PROBLEM REQUIREMENTS ::
All of the lines below are to be transcribed faithfully, with pictures excluded from the copy.

— begin THE DATA —

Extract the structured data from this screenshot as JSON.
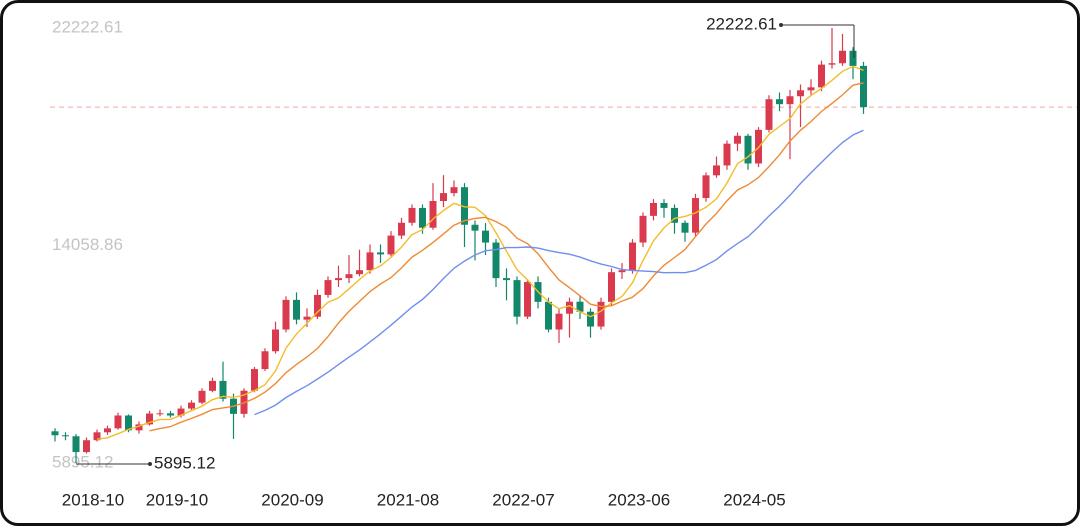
{
  "chart_data": {
    "type": "candlestick",
    "categories": [
      null,
      null,
      null,
      null,
      "2018-10",
      null,
      null,
      null,
      null,
      null,
      null,
      null,
      "2019-10",
      null,
      null,
      null,
      null,
      null,
      null,
      null,
      null,
      null,
      null,
      "2020-09",
      null,
      null,
      null,
      null,
      null,
      null,
      null,
      null,
      null,
      null,
      "2021-08",
      null,
      null,
      null,
      null,
      null,
      null,
      null,
      null,
      null,
      null,
      "2022-07",
      null,
      null,
      null,
      null,
      null,
      null,
      null,
      null,
      null,
      null,
      "2023-06",
      null,
      null,
      null,
      null,
      null,
      null,
      null,
      null,
      null,
      null,
      "2024-05",
      null,
      null,
      null,
      null,
      null,
      null,
      null,
      null,
      null,
      null
    ],
    "candles": {
      "open": [
        7085,
        6936,
        6899,
        6306,
        6750,
        7047,
        7196,
        7678,
        7121,
        7344,
        7752,
        7760,
        7678,
        7938,
        8160,
        8605,
        8976,
        8308,
        7740,
        8610,
        9421,
        10089,
        10905,
        12018,
        11276,
        11388,
        12204,
        12760,
        12835,
        12983,
        13132,
        13800,
        13725,
        14430,
        14912,
        15469,
        14727,
        15729,
        16025,
        16248,
        14838,
        14616,
        14170,
        12835,
        12760,
        11388,
        12686,
        11944,
        10905,
        11499,
        11950,
        11573,
        11017,
        11944,
        13057,
        13132,
        14170,
        15172,
        15654,
        15469,
        14912,
        14541,
        15840,
        16693,
        17064,
        17880,
        18177,
        17138,
        18400,
        19550,
        19364,
        19661,
        19884,
        19995,
        20848,
        20900,
        21368,
        20800
      ],
      "high": [
        7200,
        7050,
        6980,
        6850,
        7150,
        7300,
        7780,
        7720,
        7450,
        7850,
        7900,
        7850,
        8050,
        8250,
        8700,
        9100,
        9700,
        8500,
        8700,
        9500,
        10200,
        11200,
        12150,
        12300,
        11700,
        12400,
        12900,
        13300,
        13700,
        13900,
        14100,
        14100,
        14600,
        15100,
        15600,
        15600,
        16400,
        16700,
        16500,
        16400,
        15000,
        14900,
        14300,
        13200,
        12900,
        12800,
        12900,
        12100,
        11700,
        12100,
        12150,
        11700,
        12100,
        13200,
        13400,
        14300,
        15300,
        15800,
        15800,
        15600,
        15000,
        16000,
        16800,
        17400,
        18000,
        18300,
        18250,
        18500,
        19700,
        19800,
        19900,
        20100,
        20300,
        21000,
        22222.61,
        22000,
        21500,
        20950
      ],
      "low": [
        6700,
        6750,
        5895.12,
        6250,
        6700,
        6950,
        7150,
        7050,
        7000,
        7300,
        7650,
        7600,
        7600,
        7880,
        8100,
        8550,
        8200,
        6800,
        7600,
        8550,
        9350,
        10000,
        10800,
        11100,
        11000,
        11300,
        12100,
        12500,
        12650,
        12900,
        13000,
        13400,
        13650,
        14300,
        14800,
        14500,
        14650,
        15500,
        15900,
        14000,
        13500,
        13700,
        12500,
        12000,
        11100,
        11300,
        11700,
        10800,
        10400,
        10600,
        11300,
        10600,
        10900,
        11800,
        12800,
        13000,
        14000,
        15000,
        15100,
        14500,
        14200,
        14400,
        15700,
        16600,
        16900,
        17600,
        16900,
        17000,
        18300,
        19100,
        17300,
        18500,
        19700,
        19850,
        20700,
        20800,
        20300,
        19000
      ],
      "close": [
        6936,
        6899,
        6306,
        6750,
        7047,
        7196,
        7678,
        7121,
        7344,
        7752,
        7760,
        7678,
        7938,
        8160,
        8605,
        8976,
        8308,
        7740,
        8610,
        9421,
        10089,
        10905,
        12018,
        11276,
        11388,
        12204,
        12760,
        12835,
        12983,
        13132,
        13800,
        13725,
        14430,
        14912,
        15469,
        14727,
        15729,
        16025,
        16248,
        14838,
        14616,
        14170,
        12835,
        12760,
        11388,
        12686,
        11944,
        10905,
        11499,
        11950,
        11573,
        11017,
        11944,
        13057,
        13132,
        14170,
        15172,
        15654,
        15469,
        14912,
        14541,
        15840,
        16693,
        17064,
        17880,
        18177,
        17138,
        18400,
        19550,
        19364,
        19661,
        19884,
        19995,
        20848,
        20900,
        21368,
        20800,
        19253
      ]
    },
    "up_color": "#d93a4e",
    "down_color": "#13876a",
    "series": [
      {
        "color": "#f3bd2b",
        "values": [
          null,
          null,
          null,
          null,
          6788,
          6840,
          6995,
          7158,
          7277,
          7418,
          7531,
          7531,
          7694,
          7858,
          8028,
          8271,
          8397,
          8358,
          8448,
          8611,
          8834,
          9353,
          10209,
          10742,
          11135,
          11558,
          11929,
          12093,
          12434,
          12783,
          13102,
          13295,
          13614,
          14000,
          14467,
          14653,
          15053,
          15372,
          15640,
          15513,
          15491,
          15179,
          14541,
          13844,
          13154,
          12768,
          12323,
          11937,
          11684,
          11797,
          11574,
          11389,
          11597,
          11908,
          12145,
          12664,
          13495,
          14237,
          14719,
          15075,
          15150,
          15283,
          15491,
          15810,
          16404,
          17131,
          17390,
          17732,
          18229,
          18526,
          18823,
          19372,
          19691,
          19950,
          20258,
          20599,
          20782,
          20634
        ]
      },
      {
        "color": "#ef8a34",
        "values": [
          null,
          null,
          null,
          null,
          null,
          null,
          null,
          null,
          null,
          7103,
          7186,
          7263,
          7426,
          7568,
          7723,
          7901,
          7964,
          8026,
          8153,
          8320,
          8553,
          8875,
          9284,
          9595,
          9873,
          10196,
          10641,
          11151,
          11588,
          11959,
          12330,
          12612,
          12854,
          13217,
          13625,
          13878,
          14174,
          14493,
          14820,
          14990,
          15072,
          15116,
          14957,
          14742,
          14334,
          14130,
          13751,
          13239,
          12764,
          12476,
          12171,
          11856,
          11767,
          11796,
          11971,
          12119,
          12442,
          12917,
          13314,
          13610,
          13907,
          14389,
          14864,
          15265,
          15740,
          16141,
          16337,
          16612,
          17020,
          17465,
          17977,
          18381,
          18712,
          19090,
          19392,
          19711,
          20077,
          20163
        ]
      },
      {
        "color": "#6f8fef",
        "values": [
          null,
          null,
          null,
          null,
          null,
          null,
          null,
          null,
          null,
          null,
          null,
          null,
          null,
          null,
          null,
          null,
          null,
          null,
          null,
          7712,
          7870,
          8069,
          8355,
          8582,
          8798,
          9049,
          9303,
          9589,
          9871,
          10140,
          10442,
          10744,
          11069,
          11406,
          11749,
          12037,
          12408,
          12822,
          13204,
          13475,
          13701,
          13864,
          13906,
          13980,
          13979,
          14004,
          13963,
          13866,
          13792,
          13733,
          13622,
          13486,
          13362,
          13269,
          13153,
          13125,
          13097,
          13078,
          13039,
          13043,
          13039,
          13123,
          13316,
          13531,
          13856,
          14130,
          14390,
          14765,
          15167,
          15538,
          15942,
          16385,
          16788,
          17178,
          17566,
          17926,
          18207,
          18388
        ]
      }
    ],
    "ylim": [
      5895.12,
      22222.61
    ],
    "yticks": [
      5895.12,
      14058.86,
      22222.61
    ],
    "current_line_color": "#f2a8a0"
  }
}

— end THE DATA —

OUTPUT ::
Extract the structured data from this screenshot as JSON.
{
  "chart_data": {
    "type": "candlestick",
    "categories": [
      null,
      null,
      null,
      null,
      "2018-10",
      null,
      null,
      null,
      null,
      null,
      null,
      null,
      "2019-10",
      null,
      null,
      null,
      null,
      null,
      null,
      null,
      null,
      null,
      null,
      "2020-09",
      null,
      null,
      null,
      null,
      null,
      null,
      null,
      null,
      null,
      null,
      "2021-08",
      null,
      null,
      null,
      null,
      null,
      null,
      null,
      null,
      null,
      null,
      "2022-07",
      null,
      null,
      null,
      null,
      null,
      null,
      null,
      null,
      null,
      null,
      "2023-06",
      null,
      null,
      null,
      null,
      null,
      null,
      null,
      null,
      null,
      null,
      "2024-05",
      null,
      null,
      null,
      null,
      null,
      null,
      null,
      null,
      null,
      null
    ],
    "candles": {
      "open": [
        7085,
        6936,
        6899,
        6306,
        6750,
        7047,
        7196,
        7678,
        7121,
        7344,
        7752,
        7760,
        7678,
        7938,
        8160,
        8605,
        8976,
        8308,
        7740,
        8610,
        9421,
        10089,
        10905,
        12018,
        11276,
        11388,
        12204,
        12760,
        12835,
        12983,
        13132,
        13800,
        13725,
        14430,
        14912,
        15469,
        14727,
        15729,
        16025,
        16248,
        14838,
        14616,
        14170,
        12835,
        12760,
        11388,
        12686,
        11944,
        10905,
        11499,
        11950,
        11573,
        11017,
        11944,
        13057,
        13132,
        14170,
        15172,
        15654,
        15469,
        14912,
        14541,
        15840,
        16693,
        17064,
        17880,
        18177,
        17138,
        18400,
        19550,
        19364,
        19661,
        19884,
        19995,
        20848,
        20900,
        21368,
        20800
      ],
      "high": [
        7200,
        7050,
        6980,
        6850,
        7150,
        7300,
        7780,
        7720,
        7450,
        7850,
        7900,
        7850,
        8050,
        8250,
        8700,
        9100,
        9700,
        8500,
        8700,
        9500,
        10200,
        11200,
        12150,
        12300,
        11700,
        12400,
        12900,
        13300,
        13700,
        13900,
        14100,
        14100,
        14600,
        15100,
        15600,
        15600,
        16400,
        16700,
        16500,
        16400,
        15000,
        14900,
        14300,
        13200,
        12900,
        12800,
        12900,
        12100,
        11700,
        12100,
        12150,
        11700,
        12100,
        13200,
        13400,
        14300,
        15300,
        15800,
        15800,
        15600,
        15000,
        16000,
        16800,
        17400,
        18000,
        18300,
        18250,
        18500,
        19700,
        19800,
        19900,
        20100,
        20300,
        21000,
        22222.61,
        22000,
        21500,
        20950
      ],
      "low": [
        6700,
        6750,
        5895.12,
        6250,
        6700,
        6950,
        7150,
        7050,
        7000,
        7300,
        7650,
        7600,
        7600,
        7880,
        8100,
        8550,
        8200,
        6800,
        7600,
        8550,
        9350,
        10000,
        10800,
        11100,
        11000,
        11300,
        12100,
        12500,
        12650,
        12900,
        13000,
        13400,
        13650,
        14300,
        14800,
        14500,
        14650,
        15500,
        15900,
        14000,
        13500,
        13700,
        12500,
        12000,
        11100,
        11300,
        11700,
        10800,
        10400,
        10600,
        11300,
        10600,
        10900,
        11800,
        12800,
        13000,
        14000,
        15000,
        15100,
        14500,
        14200,
        14400,
        15700,
        16600,
        16900,
        17600,
        16900,
        17000,
        18300,
        19100,
        17300,
        18500,
        19700,
        19850,
        20700,
        20800,
        20300,
        19000
      ],
      "close": [
        6936,
        6899,
        6306,
        6750,
        7047,
        7196,
        7678,
        7121,
        7344,
        7752,
        7760,
        7678,
        7938,
        8160,
        8605,
        8976,
        8308,
        7740,
        8610,
        9421,
        10089,
        10905,
        12018,
        11276,
        11388,
        12204,
        12760,
        12835,
        12983,
        13132,
        13800,
        13725,
        14430,
        14912,
        15469,
        14727,
        15729,
        16025,
        16248,
        14838,
        14616,
        14170,
        12835,
        12760,
        11388,
        12686,
        11944,
        10905,
        11499,
        11950,
        11573,
        11017,
        11944,
        13057,
        13132,
        14170,
        15172,
        15654,
        15469,
        14912,
        14541,
        15840,
        16693,
        17064,
        17880,
        18177,
        17138,
        18400,
        19550,
        19364,
        19661,
        19884,
        19995,
        20848,
        20900,
        21368,
        20800,
        19253
      ]
    },
    "up_color": "#d93a4e",
    "down_color": "#13876a",
    "series": [
      {
        "color": "#f3bd2b",
        "values": [
          null,
          null,
          null,
          null,
          6788,
          6840,
          6995,
          7158,
          7277,
          7418,
          7531,
          7531,
          7694,
          7858,
          8028,
          8271,
          8397,
          8358,
          8448,
          8611,
          8834,
          9353,
          10209,
          10742,
          11135,
          11558,
          11929,
          12093,
          12434,
          12783,
          13102,
          13295,
          13614,
          14000,
          14467,
          14653,
          15053,
          15372,
          15640,
          15513,
          15491,
          15179,
          14541,
          13844,
          13154,
          12768,
          12323,
          11937,
          11684,
          11797,
          11574,
          11389,
          11597,
          11908,
          12145,
          12664,
          13495,
          14237,
          14719,
          15075,
          15150,
          15283,
          15491,
          15810,
          16404,
          17131,
          17390,
          17732,
          18229,
          18526,
          18823,
          19372,
          19691,
          19950,
          20258,
          20599,
          20782,
          20634
        ]
      },
      {
        "color": "#ef8a34",
        "values": [
          null,
          null,
          null,
          null,
          null,
          null,
          null,
          null,
          null,
          7103,
          7186,
          7263,
          7426,
          7568,
          7723,
          7901,
          7964,
          8026,
          8153,
          8320,
          8553,
          8875,
          9284,
          9595,
          9873,
          10196,
          10641,
          11151,
          11588,
          11959,
          12330,
          12612,
          12854,
          13217,
          13625,
          13878,
          14174,
          14493,
          14820,
          14990,
          15072,
          15116,
          14957,
          14742,
          14334,
          14130,
          13751,
          13239,
          12764,
          12476,
          12171,
          11856,
          11767,
          11796,
          11971,
          12119,
          12442,
          12917,
          13314,
          13610,
          13907,
          14389,
          14864,
          15265,
          15740,
          16141,
          16337,
          16612,
          17020,
          17465,
          17977,
          18381,
          18712,
          19090,
          19392,
          19711,
          20077,
          20163
        ]
      },
      {
        "color": "#6f8fef",
        "values": [
          null,
          null,
          null,
          null,
          null,
          null,
          null,
          null,
          null,
          null,
          null,
          null,
          null,
          null,
          null,
          null,
          null,
          null,
          null,
          7712,
          7870,
          8069,
          8355,
          8582,
          8798,
          9049,
          9303,
          9589,
          9871,
          10140,
          10442,
          10744,
          11069,
          11406,
          11749,
          12037,
          12408,
          12822,
          13204,
          13475,
          13701,
          13864,
          13906,
          13980,
          13979,
          14004,
          13963,
          13866,
          13792,
          13733,
          13622,
          13486,
          13362,
          13269,
          13153,
          13125,
          13097,
          13078,
          13039,
          13043,
          13039,
          13123,
          13316,
          13531,
          13856,
          14130,
          14390,
          14765,
          15167,
          15538,
          15942,
          16385,
          16788,
          17178,
          17566,
          17926,
          18207,
          18388
        ]
      }
    ],
    "ylim": [
      5895.12,
      22222.61
    ],
    "yticks": [
      5895.12,
      14058.86,
      22222.61
    ],
    "current_line_color": "#f2a8a0"
  }
}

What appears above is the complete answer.